* **Exercise task**: How many lines of the data include the string "percent"? State the number and nothing else.

## start Data to use

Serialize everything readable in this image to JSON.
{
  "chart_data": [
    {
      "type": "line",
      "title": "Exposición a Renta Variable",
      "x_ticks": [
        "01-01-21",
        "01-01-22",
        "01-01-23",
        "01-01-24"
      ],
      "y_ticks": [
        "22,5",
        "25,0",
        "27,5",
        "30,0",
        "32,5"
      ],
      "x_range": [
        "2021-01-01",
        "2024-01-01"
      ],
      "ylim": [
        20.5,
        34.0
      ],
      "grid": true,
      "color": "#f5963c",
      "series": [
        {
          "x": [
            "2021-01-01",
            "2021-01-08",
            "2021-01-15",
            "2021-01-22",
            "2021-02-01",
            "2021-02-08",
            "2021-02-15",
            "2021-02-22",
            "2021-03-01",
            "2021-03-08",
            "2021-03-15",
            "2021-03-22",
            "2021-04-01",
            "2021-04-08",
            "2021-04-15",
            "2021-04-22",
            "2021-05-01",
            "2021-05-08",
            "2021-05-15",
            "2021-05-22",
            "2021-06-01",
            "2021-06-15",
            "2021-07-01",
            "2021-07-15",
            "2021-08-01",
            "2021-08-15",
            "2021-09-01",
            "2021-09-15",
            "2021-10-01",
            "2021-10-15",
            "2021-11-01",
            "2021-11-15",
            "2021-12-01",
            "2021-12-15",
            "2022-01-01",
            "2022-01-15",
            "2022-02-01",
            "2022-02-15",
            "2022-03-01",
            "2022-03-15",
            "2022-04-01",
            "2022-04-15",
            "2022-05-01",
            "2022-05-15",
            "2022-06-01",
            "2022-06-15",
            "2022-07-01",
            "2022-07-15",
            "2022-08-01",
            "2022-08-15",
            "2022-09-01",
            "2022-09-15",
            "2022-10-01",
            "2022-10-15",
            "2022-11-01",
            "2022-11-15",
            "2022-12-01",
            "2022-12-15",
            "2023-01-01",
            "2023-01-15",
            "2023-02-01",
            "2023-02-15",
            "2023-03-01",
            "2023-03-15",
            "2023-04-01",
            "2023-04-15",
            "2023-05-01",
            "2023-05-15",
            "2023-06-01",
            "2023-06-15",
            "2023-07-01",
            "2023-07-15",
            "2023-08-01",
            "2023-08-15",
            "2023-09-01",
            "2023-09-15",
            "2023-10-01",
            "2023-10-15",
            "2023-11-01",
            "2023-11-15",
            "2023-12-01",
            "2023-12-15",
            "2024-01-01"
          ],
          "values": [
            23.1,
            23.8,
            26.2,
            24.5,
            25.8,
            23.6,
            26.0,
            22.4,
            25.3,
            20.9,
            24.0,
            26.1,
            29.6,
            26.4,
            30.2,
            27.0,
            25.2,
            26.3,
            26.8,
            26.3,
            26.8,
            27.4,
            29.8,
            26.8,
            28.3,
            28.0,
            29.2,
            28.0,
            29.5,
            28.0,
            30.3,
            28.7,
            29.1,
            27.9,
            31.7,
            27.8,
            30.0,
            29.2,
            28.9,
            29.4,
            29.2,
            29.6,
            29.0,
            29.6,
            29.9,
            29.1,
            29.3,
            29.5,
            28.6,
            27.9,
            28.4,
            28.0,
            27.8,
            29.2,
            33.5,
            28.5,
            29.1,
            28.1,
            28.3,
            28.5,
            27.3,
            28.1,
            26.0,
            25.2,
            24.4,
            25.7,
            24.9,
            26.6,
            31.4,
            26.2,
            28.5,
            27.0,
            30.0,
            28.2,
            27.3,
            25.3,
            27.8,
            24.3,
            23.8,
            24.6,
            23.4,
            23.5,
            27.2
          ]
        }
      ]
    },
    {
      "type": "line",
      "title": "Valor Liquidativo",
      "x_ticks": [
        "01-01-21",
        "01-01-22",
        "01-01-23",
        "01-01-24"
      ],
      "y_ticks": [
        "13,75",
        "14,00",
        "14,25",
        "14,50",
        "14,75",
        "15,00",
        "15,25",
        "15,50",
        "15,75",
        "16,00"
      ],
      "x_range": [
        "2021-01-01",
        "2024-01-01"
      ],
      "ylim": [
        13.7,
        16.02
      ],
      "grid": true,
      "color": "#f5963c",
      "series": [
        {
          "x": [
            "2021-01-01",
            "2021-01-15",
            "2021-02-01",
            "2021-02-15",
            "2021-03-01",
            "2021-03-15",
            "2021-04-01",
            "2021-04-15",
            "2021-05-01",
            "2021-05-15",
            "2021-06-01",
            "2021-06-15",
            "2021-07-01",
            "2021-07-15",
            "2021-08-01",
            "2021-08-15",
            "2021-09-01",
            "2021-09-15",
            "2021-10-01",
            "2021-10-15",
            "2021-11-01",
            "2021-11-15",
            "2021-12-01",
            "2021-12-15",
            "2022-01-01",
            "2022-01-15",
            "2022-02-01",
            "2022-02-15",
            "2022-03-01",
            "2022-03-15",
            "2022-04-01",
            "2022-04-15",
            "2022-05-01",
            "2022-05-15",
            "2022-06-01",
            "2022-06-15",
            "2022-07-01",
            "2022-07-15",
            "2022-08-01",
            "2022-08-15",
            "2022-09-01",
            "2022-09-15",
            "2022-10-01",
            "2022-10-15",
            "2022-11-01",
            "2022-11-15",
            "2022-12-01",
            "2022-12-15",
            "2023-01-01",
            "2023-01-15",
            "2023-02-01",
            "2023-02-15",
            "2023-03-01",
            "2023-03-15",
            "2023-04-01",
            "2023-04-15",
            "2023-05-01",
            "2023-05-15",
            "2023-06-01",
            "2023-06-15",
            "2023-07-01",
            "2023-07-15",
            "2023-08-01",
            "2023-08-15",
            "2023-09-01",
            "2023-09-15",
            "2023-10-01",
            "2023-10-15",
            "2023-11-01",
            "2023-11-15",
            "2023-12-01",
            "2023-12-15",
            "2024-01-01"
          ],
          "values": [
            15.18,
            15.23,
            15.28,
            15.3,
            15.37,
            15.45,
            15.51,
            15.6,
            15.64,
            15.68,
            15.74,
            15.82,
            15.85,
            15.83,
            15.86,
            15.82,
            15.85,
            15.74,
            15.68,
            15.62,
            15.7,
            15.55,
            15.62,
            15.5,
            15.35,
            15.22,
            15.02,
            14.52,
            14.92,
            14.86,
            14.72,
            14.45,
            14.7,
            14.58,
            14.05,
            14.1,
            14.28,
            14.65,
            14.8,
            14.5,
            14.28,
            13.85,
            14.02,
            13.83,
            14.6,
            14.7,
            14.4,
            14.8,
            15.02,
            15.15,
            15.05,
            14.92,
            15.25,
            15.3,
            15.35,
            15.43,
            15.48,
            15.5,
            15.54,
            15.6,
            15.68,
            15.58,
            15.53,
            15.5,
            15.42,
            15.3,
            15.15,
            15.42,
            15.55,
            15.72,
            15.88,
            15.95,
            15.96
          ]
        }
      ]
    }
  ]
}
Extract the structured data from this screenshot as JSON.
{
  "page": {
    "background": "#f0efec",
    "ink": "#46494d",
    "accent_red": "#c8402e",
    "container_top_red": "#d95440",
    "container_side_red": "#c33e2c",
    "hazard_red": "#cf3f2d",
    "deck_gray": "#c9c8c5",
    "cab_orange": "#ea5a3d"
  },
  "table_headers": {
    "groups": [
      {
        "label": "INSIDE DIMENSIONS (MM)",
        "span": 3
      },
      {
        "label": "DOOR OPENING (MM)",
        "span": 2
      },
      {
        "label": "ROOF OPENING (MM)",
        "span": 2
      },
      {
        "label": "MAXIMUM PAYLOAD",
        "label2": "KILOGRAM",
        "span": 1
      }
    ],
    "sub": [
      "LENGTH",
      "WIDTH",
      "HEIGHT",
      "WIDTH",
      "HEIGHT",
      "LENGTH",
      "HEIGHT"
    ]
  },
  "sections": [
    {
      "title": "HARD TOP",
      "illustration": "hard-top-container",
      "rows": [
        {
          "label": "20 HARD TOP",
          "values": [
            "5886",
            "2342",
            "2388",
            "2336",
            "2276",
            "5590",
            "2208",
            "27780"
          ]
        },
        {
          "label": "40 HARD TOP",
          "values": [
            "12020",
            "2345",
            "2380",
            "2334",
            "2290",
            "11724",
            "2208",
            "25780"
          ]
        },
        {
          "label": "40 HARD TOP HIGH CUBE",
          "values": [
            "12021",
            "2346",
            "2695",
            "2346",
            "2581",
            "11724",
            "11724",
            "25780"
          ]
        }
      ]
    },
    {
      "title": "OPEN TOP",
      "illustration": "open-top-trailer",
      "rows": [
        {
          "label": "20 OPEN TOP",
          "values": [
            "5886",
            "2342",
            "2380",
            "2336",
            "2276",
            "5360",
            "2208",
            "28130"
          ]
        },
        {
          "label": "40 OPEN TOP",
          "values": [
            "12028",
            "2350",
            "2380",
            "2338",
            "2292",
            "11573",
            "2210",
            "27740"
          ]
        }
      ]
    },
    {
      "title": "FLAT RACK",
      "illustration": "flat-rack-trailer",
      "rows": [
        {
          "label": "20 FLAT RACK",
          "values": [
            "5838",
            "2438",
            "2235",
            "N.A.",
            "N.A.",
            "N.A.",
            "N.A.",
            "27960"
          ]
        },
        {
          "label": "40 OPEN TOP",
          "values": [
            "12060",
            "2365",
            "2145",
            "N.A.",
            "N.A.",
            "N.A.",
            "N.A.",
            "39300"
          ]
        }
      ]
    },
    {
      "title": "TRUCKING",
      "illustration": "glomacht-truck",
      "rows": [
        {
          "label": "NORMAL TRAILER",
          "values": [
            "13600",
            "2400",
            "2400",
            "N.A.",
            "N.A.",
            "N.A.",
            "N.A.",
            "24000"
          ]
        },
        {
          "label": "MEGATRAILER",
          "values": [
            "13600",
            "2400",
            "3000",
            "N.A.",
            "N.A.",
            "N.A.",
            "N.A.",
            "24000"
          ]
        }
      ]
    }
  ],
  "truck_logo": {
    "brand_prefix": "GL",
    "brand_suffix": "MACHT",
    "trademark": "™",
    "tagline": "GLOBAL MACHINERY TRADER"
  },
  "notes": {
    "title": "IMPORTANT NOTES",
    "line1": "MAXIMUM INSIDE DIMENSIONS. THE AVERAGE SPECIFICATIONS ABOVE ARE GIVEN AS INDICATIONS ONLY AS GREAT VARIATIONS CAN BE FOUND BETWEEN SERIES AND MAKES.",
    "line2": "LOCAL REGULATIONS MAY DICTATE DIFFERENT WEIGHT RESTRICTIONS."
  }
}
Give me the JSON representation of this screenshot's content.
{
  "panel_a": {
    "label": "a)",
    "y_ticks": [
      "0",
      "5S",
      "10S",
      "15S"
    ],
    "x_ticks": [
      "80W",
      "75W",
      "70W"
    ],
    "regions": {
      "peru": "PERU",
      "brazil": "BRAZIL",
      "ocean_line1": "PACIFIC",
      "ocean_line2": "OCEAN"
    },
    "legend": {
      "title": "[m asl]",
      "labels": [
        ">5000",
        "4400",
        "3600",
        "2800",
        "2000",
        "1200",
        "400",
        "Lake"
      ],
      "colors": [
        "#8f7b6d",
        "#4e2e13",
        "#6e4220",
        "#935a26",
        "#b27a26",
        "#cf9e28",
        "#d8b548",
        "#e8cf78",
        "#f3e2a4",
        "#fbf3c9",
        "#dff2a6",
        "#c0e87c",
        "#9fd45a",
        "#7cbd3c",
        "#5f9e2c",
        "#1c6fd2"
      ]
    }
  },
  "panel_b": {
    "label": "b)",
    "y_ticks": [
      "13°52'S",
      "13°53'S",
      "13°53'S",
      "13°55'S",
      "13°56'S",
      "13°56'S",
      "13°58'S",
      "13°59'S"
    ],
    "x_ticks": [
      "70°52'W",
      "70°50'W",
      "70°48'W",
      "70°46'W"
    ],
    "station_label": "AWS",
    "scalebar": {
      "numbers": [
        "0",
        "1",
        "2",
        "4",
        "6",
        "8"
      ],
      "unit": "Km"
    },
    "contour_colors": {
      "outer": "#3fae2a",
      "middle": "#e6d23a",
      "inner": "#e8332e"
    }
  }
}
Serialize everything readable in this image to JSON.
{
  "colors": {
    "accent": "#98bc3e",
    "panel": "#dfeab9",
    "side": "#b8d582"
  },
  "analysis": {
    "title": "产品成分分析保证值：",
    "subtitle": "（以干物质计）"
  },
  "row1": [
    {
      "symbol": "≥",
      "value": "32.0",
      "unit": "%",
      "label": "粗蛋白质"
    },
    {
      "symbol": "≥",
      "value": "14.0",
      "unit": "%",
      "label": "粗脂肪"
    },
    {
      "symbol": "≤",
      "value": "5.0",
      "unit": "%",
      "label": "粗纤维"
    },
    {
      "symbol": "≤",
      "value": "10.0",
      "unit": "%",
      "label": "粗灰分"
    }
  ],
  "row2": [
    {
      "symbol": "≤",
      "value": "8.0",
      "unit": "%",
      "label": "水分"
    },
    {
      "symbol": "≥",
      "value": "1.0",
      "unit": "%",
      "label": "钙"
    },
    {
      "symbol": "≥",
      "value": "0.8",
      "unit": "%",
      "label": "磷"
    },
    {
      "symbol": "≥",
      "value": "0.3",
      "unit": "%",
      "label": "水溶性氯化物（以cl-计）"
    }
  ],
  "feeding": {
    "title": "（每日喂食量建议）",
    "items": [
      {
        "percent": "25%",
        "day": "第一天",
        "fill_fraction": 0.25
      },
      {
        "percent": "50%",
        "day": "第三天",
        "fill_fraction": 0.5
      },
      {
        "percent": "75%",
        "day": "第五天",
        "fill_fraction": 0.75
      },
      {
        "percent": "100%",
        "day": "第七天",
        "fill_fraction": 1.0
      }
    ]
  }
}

## end Data to use

* **Finished task**: 4